**What to work on:** Restate the listing that follows word for word, without its pictures.

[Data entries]
++++
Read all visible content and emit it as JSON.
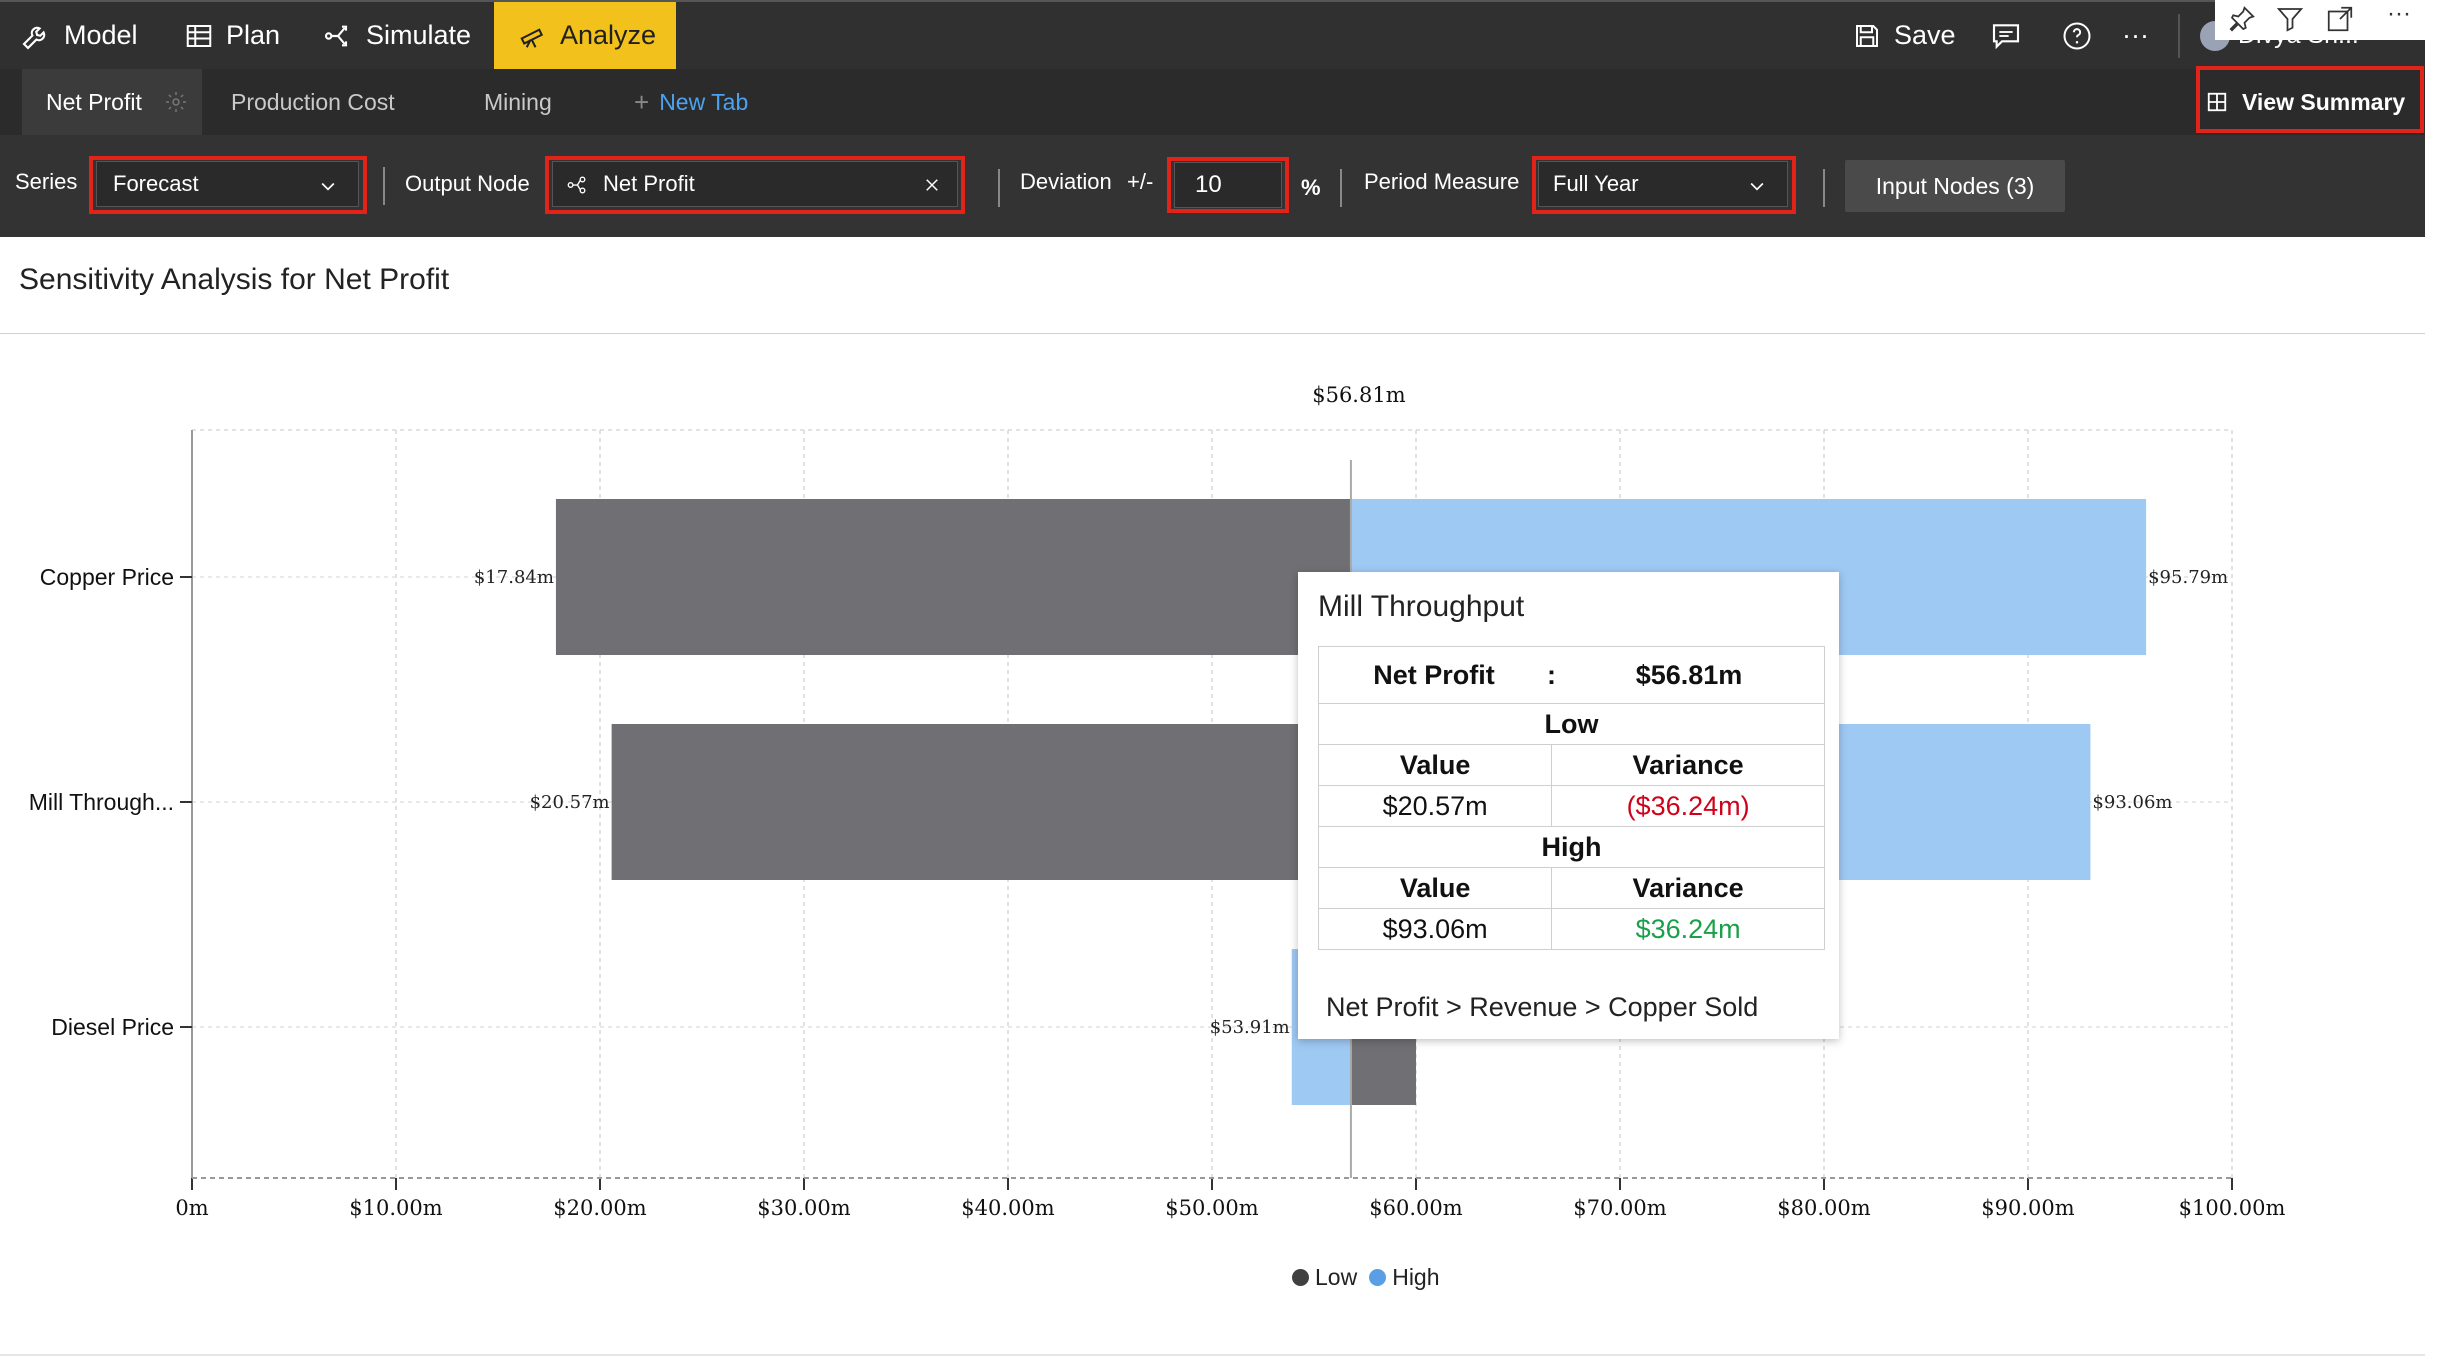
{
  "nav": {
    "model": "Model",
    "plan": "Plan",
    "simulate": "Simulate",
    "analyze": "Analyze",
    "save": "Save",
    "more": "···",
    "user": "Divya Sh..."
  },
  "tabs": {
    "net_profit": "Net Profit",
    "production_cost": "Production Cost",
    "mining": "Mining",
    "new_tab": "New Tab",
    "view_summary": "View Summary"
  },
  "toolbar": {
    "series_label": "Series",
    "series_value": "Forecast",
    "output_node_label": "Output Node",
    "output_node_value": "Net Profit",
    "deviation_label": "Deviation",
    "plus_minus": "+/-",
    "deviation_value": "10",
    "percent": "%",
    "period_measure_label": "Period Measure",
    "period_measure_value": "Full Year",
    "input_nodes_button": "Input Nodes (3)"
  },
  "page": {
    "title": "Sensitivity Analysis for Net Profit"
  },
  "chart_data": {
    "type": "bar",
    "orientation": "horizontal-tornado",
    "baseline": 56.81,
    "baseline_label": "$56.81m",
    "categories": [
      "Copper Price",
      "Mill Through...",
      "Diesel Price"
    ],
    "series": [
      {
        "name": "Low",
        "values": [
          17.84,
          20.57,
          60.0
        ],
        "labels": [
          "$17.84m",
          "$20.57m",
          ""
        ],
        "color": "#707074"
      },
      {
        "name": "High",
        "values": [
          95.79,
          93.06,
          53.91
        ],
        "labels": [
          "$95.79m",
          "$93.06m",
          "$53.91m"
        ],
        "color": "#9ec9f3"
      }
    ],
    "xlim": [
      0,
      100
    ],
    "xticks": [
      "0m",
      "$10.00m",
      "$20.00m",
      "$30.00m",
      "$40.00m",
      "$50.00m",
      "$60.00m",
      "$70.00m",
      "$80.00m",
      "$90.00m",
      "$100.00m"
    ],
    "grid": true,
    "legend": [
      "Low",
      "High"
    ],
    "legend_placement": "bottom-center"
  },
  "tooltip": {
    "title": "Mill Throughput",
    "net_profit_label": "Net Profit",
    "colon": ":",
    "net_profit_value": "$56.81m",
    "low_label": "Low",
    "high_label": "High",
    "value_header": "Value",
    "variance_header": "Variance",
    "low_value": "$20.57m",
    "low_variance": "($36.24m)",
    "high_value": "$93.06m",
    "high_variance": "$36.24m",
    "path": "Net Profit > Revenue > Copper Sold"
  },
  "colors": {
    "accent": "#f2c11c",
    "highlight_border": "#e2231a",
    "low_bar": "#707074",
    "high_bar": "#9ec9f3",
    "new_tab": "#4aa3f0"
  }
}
++++
**Response:**
Read all visible content and emit it as JSON.
{
  "nav": {
    "model": "Model",
    "plan": "Plan",
    "simulate": "Simulate",
    "analyze": "Analyze",
    "save": "Save",
    "more": "···",
    "user": "Divya Sh..."
  },
  "tabs": {
    "net_profit": "Net Profit",
    "production_cost": "Production Cost",
    "mining": "Mining",
    "new_tab": "New Tab",
    "view_summary": "View Summary"
  },
  "toolbar": {
    "series_label": "Series",
    "series_value": "Forecast",
    "output_node_label": "Output Node",
    "output_node_value": "Net Profit",
    "deviation_label": "Deviation",
    "plus_minus": "+/-",
    "deviation_value": "10",
    "percent": "%",
    "period_measure_label": "Period Measure",
    "period_measure_value": "Full Year",
    "input_nodes_button": "Input Nodes (3)"
  },
  "page": {
    "title": "Sensitivity Analysis for Net Profit"
  },
  "chart_data": {
    "type": "bar",
    "orientation": "horizontal-tornado",
    "baseline": 56.81,
    "baseline_label": "$56.81m",
    "categories": [
      "Copper Price",
      "Mill Through...",
      "Diesel Price"
    ],
    "series": [
      {
        "name": "Low",
        "values": [
          17.84,
          20.57,
          60.0
        ],
        "labels": [
          "$17.84m",
          "$20.57m",
          ""
        ],
        "color": "#707074"
      },
      {
        "name": "High",
        "values": [
          95.79,
          93.06,
          53.91
        ],
        "labels": [
          "$95.79m",
          "$93.06m",
          "$53.91m"
        ],
        "color": "#9ec9f3"
      }
    ],
    "xlim": [
      0,
      100
    ],
    "xticks": [
      "0m",
      "$10.00m",
      "$20.00m",
      "$30.00m",
      "$40.00m",
      "$50.00m",
      "$60.00m",
      "$70.00m",
      "$80.00m",
      "$90.00m",
      "$100.00m"
    ],
    "grid": true,
    "legend": [
      "Low",
      "High"
    ],
    "legend_placement": "bottom-center"
  },
  "tooltip": {
    "title": "Mill Throughput",
    "net_profit_label": "Net Profit",
    "colon": ":",
    "net_profit_value": "$56.81m",
    "low_label": "Low",
    "high_label": "High",
    "value_header": "Value",
    "variance_header": "Variance",
    "low_value": "$20.57m",
    "low_variance": "($36.24m)",
    "high_value": "$93.06m",
    "high_variance": "$36.24m",
    "path": "Net Profit > Revenue > Copper Sold"
  },
  "colors": {
    "accent": "#f2c11c",
    "highlight_border": "#e2231a",
    "low_bar": "#707074",
    "high_bar": "#9ec9f3",
    "new_tab": "#4aa3f0"
  }
}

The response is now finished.